**What you will do**
Print the listing that follows, character for character.

**Exercise materials**
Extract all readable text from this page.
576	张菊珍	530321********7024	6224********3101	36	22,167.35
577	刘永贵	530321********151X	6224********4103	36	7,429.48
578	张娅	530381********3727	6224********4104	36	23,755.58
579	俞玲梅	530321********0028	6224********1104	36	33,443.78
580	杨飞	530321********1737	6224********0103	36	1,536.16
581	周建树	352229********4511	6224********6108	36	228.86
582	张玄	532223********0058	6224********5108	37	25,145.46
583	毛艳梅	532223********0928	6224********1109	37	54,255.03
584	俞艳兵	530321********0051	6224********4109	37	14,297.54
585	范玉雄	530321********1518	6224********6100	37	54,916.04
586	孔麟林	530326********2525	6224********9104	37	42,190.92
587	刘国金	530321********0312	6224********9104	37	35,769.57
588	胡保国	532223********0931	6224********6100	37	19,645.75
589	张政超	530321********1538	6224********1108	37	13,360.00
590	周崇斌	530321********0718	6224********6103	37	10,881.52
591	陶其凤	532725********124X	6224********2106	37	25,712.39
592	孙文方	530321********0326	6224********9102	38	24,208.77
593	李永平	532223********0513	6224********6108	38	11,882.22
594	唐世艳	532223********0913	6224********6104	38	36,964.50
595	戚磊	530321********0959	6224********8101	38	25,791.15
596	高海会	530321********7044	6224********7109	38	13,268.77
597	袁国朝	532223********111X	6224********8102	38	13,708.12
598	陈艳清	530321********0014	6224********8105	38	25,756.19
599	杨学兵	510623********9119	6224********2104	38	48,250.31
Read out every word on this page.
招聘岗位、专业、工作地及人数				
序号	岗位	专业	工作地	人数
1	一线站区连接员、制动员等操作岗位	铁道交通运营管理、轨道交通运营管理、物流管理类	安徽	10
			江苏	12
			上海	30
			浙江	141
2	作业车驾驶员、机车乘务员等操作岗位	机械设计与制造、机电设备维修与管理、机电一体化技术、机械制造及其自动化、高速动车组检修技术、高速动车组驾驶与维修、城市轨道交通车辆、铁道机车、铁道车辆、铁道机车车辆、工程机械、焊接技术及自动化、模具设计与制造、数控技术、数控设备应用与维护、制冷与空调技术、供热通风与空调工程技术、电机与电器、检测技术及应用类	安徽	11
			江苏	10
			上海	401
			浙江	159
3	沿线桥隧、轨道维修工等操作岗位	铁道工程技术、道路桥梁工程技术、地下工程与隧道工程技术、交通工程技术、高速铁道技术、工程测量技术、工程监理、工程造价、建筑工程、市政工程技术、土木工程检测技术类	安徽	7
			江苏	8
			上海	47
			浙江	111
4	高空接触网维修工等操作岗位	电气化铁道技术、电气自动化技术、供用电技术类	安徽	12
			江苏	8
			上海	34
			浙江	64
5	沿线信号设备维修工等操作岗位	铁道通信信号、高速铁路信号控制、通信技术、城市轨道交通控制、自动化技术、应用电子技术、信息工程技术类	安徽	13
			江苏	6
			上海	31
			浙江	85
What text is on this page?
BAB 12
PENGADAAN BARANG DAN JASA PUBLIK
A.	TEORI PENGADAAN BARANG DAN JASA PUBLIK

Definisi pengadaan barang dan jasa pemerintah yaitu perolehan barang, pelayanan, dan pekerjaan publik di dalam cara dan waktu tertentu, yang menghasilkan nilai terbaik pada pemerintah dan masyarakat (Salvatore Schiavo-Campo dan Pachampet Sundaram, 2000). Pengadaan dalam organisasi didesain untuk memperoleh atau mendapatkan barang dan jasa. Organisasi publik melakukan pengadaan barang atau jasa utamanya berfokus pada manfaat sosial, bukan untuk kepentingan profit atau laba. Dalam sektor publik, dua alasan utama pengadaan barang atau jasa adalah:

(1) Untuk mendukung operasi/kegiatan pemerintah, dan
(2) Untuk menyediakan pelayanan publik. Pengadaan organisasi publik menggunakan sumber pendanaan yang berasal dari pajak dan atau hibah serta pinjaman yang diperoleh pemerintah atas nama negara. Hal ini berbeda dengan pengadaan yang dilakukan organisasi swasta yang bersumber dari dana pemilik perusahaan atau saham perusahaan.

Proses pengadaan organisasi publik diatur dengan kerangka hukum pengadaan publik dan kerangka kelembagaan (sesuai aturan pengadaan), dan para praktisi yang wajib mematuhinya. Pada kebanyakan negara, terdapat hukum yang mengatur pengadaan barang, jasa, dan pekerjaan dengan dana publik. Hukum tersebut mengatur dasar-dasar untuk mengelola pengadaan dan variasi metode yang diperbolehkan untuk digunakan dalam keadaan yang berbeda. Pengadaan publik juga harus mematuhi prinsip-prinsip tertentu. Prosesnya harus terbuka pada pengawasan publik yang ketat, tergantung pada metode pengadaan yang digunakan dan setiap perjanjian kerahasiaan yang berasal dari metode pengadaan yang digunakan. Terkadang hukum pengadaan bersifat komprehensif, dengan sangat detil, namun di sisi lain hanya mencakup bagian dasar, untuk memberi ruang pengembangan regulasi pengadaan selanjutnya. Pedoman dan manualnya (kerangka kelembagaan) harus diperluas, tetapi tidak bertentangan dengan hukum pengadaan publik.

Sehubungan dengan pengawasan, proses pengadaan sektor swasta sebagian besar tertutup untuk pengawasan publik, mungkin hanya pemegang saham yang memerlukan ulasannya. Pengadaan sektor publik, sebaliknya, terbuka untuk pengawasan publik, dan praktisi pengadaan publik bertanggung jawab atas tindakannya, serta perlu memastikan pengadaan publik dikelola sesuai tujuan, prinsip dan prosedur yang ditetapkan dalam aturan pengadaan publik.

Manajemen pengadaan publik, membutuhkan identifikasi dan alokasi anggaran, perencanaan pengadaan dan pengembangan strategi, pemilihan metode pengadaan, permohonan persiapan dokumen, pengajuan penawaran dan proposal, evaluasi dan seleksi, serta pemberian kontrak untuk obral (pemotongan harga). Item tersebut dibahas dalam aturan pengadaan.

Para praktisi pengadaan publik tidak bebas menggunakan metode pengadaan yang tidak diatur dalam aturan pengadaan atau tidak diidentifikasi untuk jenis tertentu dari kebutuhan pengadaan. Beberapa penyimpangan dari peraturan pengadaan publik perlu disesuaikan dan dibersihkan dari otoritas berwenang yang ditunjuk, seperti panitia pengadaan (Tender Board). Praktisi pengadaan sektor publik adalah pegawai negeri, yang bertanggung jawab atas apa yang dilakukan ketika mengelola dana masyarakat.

**Task response**
Extract all readable text from this page.
576	张菊珍	530321********7024	6224********3101	36	22,167.35
577	刘永贵	530321********151X	6224********4103	36	7,429.48
578	张娅	530381********3727	6224********4104	36	23,755.58
579	俞玲梅	530321********0028	6224********1104	36	33,443.78
580	杨飞	530321********1737	6224********0103	36	1,536.16
581	周建树	352229********4511	6224********6108	36	228.86
582	张玄	532223********0058	6224********5108	37	25,145.46
583	毛艳梅	532223********0928	6224********1109	37	54,255.03
584	俞艳兵	530321********0051	6224********4109	37	14,297.54
585	范玉雄	530321********1518	6224********6100	37	54,916.04
586	孔麟林	530326********2525	6224********9104	37	42,190.92
587	刘国金	530321********0312	6224********9104	37	35,769.57
588	胡保国	532223********0931	6224********6100	37	19,645.75
589	张政超	530321********1538	6224********1108	37	13,360.00
590	周崇斌	530321********0718	6224********6103	37	10,881.52
591	陶其凤	532725********124X	6224********2106	37	25,712.39
592	孙文方	530321********0326	6224********9102	38	24,208.77
593	李永平	532223********0513	6224********6108	38	11,882.22
594	唐世艳	532223********0913	6224********6104	38	36,964.50
595	戚磊	530321********0959	6224********8101	38	25,791.15
596	高海会	530321********7044	6224********7109	38	13,268.77
597	袁国朝	532223********111X	6224********8102	38	13,708.12
598	陈艳清	530321********0014	6224********8105	38	25,756.19
599	杨学兵	510623********9119	6224********2104	38	48,250.31
Read out every word on this page.
招聘岗位、专业、工作地及人数				
序号	岗位	专业	工作地	人数
1	一线站区连接员、制动员等操作岗位	铁道交通运营管理、轨道交通运营管理、物流管理类	安徽	10
			江苏	12
			上海	30
			浙江	141
2	作业车驾驶员、机车乘务员等操作岗位	机械设计与制造、机电设备维修与管理、机电一体化技术、机械制造及其自动化、高速动车组检修技术、高速动车组驾驶与维修、城市轨道交通车辆、铁道机车、铁道车辆、铁道机车车辆、工程机械、焊接技术及自动化、模具设计与制造、数控技术、数控设备应用与维护、制冷与空调技术、供热通风与空调工程技术、电机与电器、检测技术及应用类	安徽	11
			江苏	10
			上海	401
			浙江	159
3	沿线桥隧、轨道维修工等操作岗位	铁道工程技术、道路桥梁工程技术、地下工程与隧道工程技术、交通工程技术、高速铁道技术、工程测量技术、工程监理、工程造价、建筑工程、市政工程技术、土木工程检测技术类	安徽	7
			江苏	8
			上海	47
			浙江	111
4	高空接触网维修工等操作岗位	电气化铁道技术、电气自动化技术、供用电技术类	安徽	12
			江苏	8
			上海	34
			浙江	64
5	沿线信号设备维修工等操作岗位	铁道通信信号、高速铁路信号控制、通信技术、城市轨道交通控制、自动化技术、应用电子技术、信息工程技术类	安徽	13
			江苏	6
			上海	31
			浙江	85
What text is on this page?
BAB 12
PENGADAAN BARANG DAN JASA PUBLIK
A.	TEORI PENGADAAN BARANG DAN JASA PUBLIK

Definisi pengadaan barang dan jasa pemerintah yaitu perolehan barang, pelayanan, dan pekerjaan publik di dalam cara dan waktu tertentu, yang menghasilkan nilai terbaik pada pemerintah dan masyarakat (Salvatore Schiavo-Campo dan Pachampet Sundaram, 2000). Pengadaan dalam organisasi didesain untuk memperoleh atau mendapatkan barang dan jasa. Organisasi publik melakukan pengadaan barang atau jasa utamanya berfokus pada manfaat sosial, bukan untuk kepentingan profit atau laba. Dalam sektor publik, dua alasan utama pengadaan barang atau jasa adalah:

(1) Untuk mendukung operasi/kegiatan pemerintah, dan
(2) Untuk menyediakan pelayanan publik. Pengadaan organisasi publik menggunakan sumber pendanaan yang berasal dari pajak dan atau hibah serta pinjaman yang diperoleh pemerintah atas nama negara. Hal ini berbeda dengan pengadaan yang dilakukan organisasi swasta yang bersumber dari dana pemilik perusahaan atau saham perusahaan.

Proses pengadaan organisasi publik diatur dengan kerangka hukum pengadaan publik dan kerangka kelembagaan (sesuai aturan pengadaan), dan para praktisi yang wajib mematuhinya. Pada kebanyakan negara, terdapat hukum yang mengatur pengadaan barang, jasa, dan pekerjaan dengan dana publik. Hukum tersebut mengatur dasar-dasar untuk mengelola pengadaan dan variasi metode yang diperbolehkan untuk digunakan dalam keadaan yang berbeda. Pengadaan publik juga harus mematuhi prinsip-prinsip tertentu. Prosesnya harus terbuka pada pengawasan publik yang ketat, tergantung pada metode pengadaan yang digunakan dan setiap perjanjian kerahasiaan yang berasal dari metode pengadaan yang digunakan. Terkadang hukum pengadaan bersifat komprehensif, dengan sangat detil, namun di sisi lain hanya mencakup bagian dasar, untuk memberi ruang pengembangan regulasi pengadaan selanjutnya. Pedoman dan manualnya (kerangka kelembagaan) harus diperluas, tetapi tidak bertentangan dengan hukum pengadaan publik.

Sehubungan dengan pengawasan, proses pengadaan sektor swasta sebagian besar tertutup untuk pengawasan publik, mungkin hanya pemegang saham yang memerlukan ulasannya. Pengadaan sektor publik, sebaliknya, terbuka untuk pengawasan publik, dan praktisi pengadaan publik bertanggung jawab atas tindakannya, serta perlu memastikan pengadaan publik dikelola sesuai tujuan, prinsip dan prosedur yang ditetapkan dalam aturan pengadaan publik.

Manajemen pengadaan publik, membutuhkan identifikasi dan alokasi anggaran, perencanaan pengadaan dan pengembangan strategi, pemilihan metode pengadaan, permohonan persiapan dokumen, pengajuan penawaran dan proposal, evaluasi dan seleksi, serta pemberian kontrak untuk obral (pemotongan harga). Item tersebut dibahas dalam aturan pengadaan.

Para praktisi pengadaan publik tidak bebas menggunakan metode pengadaan yang tidak diatur dalam aturan pengadaan atau tidak diidentifikasi untuk jenis tertentu dari kebutuhan pengadaan. Beberapa penyimpangan dari peraturan pengadaan publik perlu disesuaikan dan dibersihkan dari otoritas berwenang yang ditunjuk, seperti panitia pengadaan (Tender Board). Praktisi pengadaan sektor publik adalah pegawai negeri, yang bertanggung jawab atas apa yang dilakukan ketika mengelola dana masyarakat.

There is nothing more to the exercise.